Task requirements - Return the lines where the word "type" occurs.

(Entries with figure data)

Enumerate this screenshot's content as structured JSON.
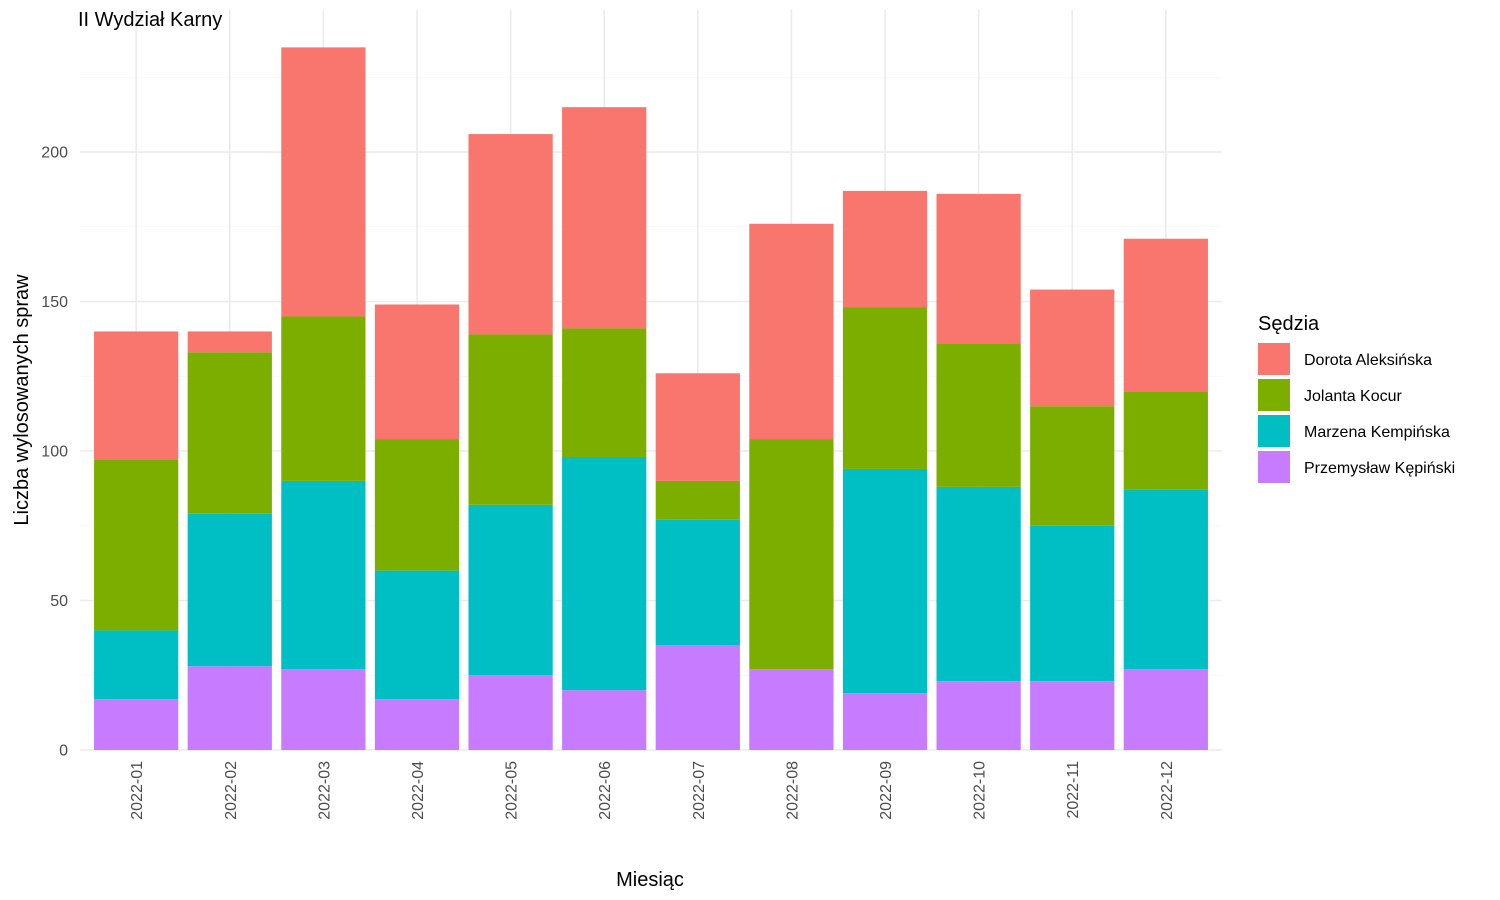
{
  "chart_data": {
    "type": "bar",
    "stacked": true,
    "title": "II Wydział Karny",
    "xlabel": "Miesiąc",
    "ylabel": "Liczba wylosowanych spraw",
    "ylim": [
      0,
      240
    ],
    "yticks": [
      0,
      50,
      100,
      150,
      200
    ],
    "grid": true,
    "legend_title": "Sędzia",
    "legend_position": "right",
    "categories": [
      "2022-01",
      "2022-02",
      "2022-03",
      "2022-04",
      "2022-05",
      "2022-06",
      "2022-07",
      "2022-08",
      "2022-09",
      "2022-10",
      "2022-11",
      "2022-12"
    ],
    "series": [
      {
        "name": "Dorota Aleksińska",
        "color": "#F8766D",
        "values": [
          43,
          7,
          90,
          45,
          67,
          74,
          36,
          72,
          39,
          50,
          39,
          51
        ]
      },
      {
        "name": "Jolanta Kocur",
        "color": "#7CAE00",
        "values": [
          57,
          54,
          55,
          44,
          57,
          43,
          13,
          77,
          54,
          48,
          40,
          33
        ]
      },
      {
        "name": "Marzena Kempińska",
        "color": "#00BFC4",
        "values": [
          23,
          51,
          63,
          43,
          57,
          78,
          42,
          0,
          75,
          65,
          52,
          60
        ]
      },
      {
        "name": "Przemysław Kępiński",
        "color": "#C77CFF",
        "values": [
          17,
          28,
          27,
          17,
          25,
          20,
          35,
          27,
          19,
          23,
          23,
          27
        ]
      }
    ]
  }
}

* * *

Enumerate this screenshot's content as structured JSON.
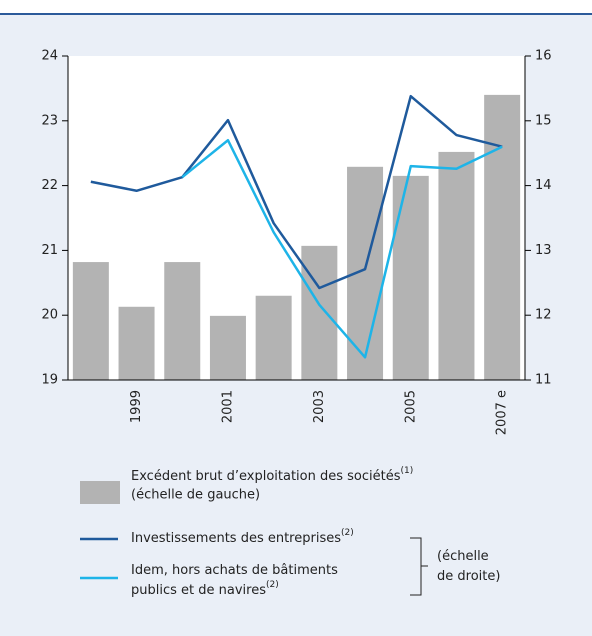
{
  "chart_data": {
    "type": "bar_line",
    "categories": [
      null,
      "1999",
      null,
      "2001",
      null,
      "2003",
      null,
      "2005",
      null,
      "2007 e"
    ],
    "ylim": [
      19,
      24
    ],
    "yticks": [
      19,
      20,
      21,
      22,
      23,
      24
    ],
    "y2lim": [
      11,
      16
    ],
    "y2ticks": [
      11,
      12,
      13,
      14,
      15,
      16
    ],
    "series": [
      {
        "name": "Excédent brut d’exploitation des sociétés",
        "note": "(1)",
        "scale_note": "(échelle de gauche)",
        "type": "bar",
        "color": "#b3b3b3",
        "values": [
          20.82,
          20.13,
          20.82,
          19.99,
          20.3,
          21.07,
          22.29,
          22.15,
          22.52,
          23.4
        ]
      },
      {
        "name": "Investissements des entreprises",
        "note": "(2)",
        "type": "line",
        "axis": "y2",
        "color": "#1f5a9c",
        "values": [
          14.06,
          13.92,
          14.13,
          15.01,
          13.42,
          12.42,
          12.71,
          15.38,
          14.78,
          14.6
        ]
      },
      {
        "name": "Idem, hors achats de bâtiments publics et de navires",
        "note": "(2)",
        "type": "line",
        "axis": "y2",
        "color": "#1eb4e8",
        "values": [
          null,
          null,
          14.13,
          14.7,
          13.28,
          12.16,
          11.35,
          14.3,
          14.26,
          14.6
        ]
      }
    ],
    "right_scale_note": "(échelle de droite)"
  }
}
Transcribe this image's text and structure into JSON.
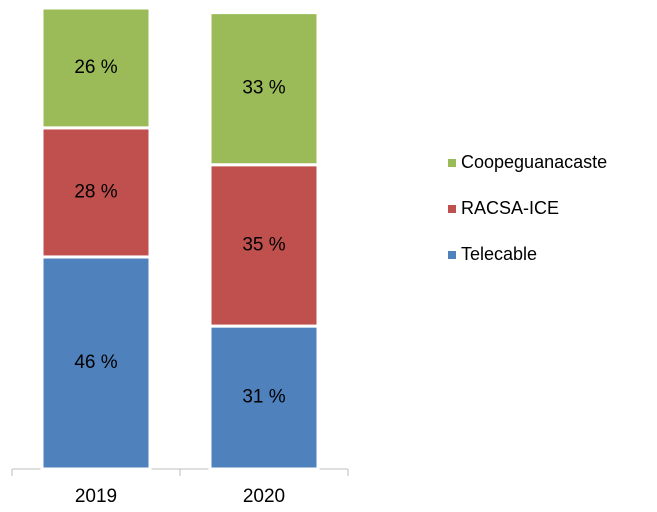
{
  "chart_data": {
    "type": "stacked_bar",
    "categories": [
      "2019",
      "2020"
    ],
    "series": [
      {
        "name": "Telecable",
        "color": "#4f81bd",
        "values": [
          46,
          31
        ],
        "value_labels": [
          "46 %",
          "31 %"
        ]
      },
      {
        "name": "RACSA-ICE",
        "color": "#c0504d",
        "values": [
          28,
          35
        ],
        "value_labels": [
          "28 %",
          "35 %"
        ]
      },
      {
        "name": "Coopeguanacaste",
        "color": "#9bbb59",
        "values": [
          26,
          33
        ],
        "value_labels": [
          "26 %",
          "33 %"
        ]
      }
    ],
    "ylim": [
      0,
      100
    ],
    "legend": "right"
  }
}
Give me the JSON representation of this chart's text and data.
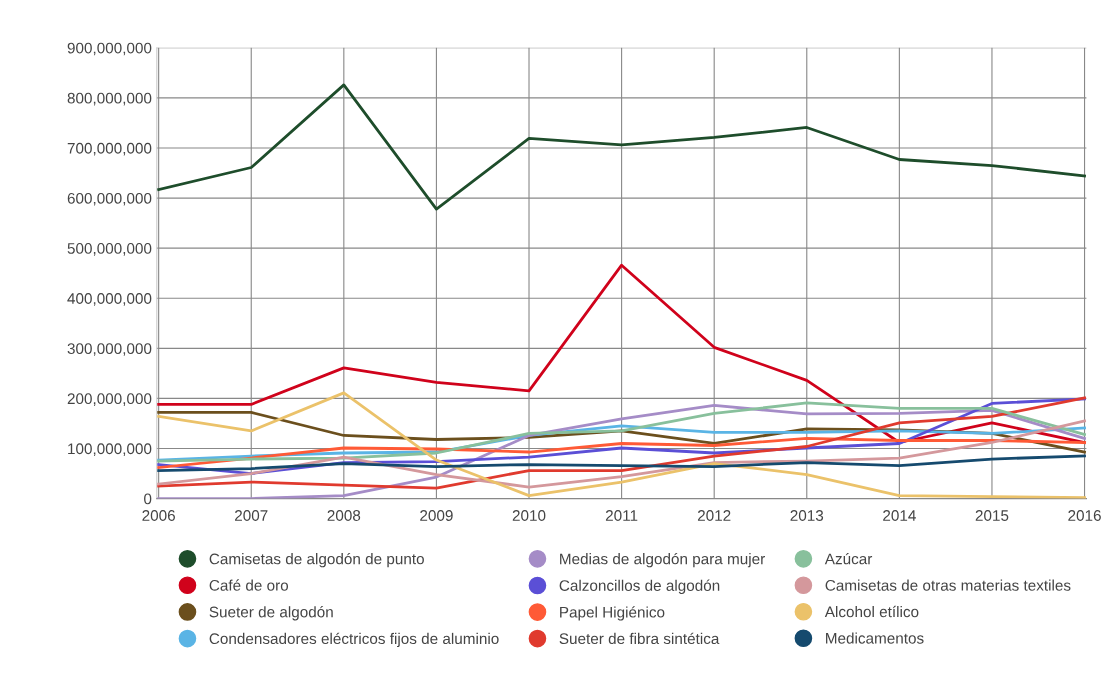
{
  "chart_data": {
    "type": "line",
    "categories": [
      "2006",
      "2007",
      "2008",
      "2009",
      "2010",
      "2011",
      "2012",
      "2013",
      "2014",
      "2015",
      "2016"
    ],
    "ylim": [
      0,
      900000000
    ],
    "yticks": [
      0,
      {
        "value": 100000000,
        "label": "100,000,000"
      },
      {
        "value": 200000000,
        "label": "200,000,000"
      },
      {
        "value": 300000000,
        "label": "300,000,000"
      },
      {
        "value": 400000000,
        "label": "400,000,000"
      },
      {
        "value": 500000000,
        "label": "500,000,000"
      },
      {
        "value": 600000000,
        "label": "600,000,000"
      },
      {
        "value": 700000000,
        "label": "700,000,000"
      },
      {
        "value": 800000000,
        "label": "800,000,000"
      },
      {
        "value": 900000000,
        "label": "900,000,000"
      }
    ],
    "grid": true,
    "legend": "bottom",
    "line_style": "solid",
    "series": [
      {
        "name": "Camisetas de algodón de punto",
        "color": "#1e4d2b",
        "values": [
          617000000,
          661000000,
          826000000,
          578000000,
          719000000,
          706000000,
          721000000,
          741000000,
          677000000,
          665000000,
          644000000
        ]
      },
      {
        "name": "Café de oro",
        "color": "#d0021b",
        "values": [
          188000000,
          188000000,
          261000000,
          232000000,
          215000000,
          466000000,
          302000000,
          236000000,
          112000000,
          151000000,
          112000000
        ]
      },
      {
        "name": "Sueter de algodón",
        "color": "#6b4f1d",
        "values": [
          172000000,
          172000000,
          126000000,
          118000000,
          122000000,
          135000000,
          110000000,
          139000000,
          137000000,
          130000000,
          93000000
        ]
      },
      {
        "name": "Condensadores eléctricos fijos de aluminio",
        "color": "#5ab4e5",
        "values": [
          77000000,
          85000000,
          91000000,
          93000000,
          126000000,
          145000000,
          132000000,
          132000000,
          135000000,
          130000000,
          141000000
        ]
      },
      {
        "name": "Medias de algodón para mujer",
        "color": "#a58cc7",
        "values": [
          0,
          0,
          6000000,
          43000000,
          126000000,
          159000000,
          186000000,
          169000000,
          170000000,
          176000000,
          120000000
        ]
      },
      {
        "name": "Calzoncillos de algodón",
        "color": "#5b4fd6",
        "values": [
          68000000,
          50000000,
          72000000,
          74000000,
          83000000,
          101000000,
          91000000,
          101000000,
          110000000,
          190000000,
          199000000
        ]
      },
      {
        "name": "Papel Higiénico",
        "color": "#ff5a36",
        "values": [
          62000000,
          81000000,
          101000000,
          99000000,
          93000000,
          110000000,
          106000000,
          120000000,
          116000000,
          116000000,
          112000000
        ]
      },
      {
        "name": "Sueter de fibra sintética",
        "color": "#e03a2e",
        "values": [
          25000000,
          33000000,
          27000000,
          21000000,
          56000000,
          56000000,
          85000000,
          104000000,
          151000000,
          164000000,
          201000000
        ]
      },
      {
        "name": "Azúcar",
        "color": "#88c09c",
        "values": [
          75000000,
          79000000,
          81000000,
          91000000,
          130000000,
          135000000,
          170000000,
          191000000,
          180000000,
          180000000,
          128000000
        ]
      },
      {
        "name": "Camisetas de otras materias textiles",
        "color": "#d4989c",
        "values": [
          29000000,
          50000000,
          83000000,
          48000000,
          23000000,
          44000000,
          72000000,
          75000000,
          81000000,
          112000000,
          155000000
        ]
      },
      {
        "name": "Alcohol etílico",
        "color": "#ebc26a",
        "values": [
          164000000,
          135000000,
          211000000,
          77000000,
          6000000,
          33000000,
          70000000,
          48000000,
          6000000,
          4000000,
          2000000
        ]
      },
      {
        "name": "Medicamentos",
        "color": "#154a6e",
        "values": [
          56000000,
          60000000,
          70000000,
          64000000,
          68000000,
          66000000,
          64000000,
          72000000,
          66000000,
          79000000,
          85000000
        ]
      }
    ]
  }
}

==

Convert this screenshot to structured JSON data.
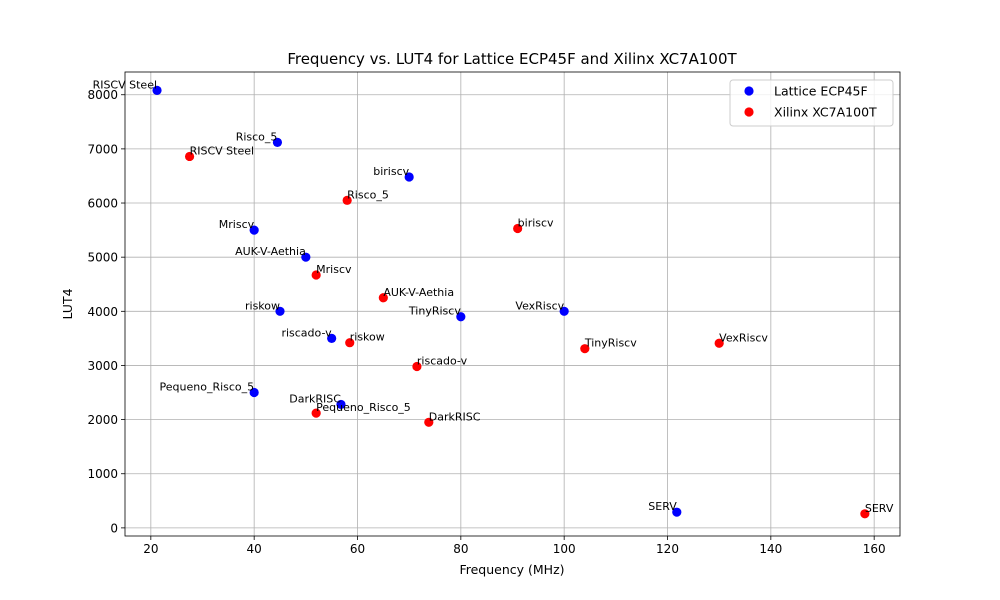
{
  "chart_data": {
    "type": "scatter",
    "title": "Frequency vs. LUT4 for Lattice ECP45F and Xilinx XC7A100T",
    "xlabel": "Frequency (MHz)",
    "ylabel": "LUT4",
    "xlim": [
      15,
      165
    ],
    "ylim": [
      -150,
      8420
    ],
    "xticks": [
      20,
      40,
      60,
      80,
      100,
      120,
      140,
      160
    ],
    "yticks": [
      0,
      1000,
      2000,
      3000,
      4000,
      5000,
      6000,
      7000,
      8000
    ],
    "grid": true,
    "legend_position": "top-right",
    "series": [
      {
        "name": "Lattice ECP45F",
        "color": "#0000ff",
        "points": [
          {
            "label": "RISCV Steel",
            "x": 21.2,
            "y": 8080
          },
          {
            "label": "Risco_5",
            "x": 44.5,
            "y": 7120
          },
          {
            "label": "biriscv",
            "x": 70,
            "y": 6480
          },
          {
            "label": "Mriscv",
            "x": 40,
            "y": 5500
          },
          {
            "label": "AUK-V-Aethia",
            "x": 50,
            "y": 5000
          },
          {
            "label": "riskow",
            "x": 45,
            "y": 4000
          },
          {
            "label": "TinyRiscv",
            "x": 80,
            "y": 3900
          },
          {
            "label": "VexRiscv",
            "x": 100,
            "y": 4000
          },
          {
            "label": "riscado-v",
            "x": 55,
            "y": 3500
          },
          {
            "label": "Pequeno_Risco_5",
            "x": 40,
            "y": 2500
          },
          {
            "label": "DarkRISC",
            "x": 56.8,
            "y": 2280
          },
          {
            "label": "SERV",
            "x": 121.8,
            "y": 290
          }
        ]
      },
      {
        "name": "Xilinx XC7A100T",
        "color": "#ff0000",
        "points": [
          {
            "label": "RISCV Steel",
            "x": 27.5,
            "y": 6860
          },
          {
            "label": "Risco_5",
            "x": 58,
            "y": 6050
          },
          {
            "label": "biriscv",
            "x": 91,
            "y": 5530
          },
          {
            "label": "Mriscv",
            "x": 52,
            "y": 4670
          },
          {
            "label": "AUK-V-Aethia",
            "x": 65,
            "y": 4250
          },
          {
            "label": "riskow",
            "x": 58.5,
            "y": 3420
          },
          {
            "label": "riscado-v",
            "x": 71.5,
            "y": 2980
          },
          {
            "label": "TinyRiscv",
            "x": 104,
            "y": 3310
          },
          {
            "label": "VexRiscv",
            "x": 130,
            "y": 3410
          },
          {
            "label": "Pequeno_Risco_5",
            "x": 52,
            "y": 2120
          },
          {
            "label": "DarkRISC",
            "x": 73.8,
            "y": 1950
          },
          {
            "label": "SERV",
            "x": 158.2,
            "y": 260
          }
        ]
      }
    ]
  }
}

Exercise result -
    "type": "bar",
    "type": "bar_line",
        "type": "bar",
        "type": "line",
        "type": "line",
    "type": "stacked_bar",
    "type": "line",
    "type": "scatter",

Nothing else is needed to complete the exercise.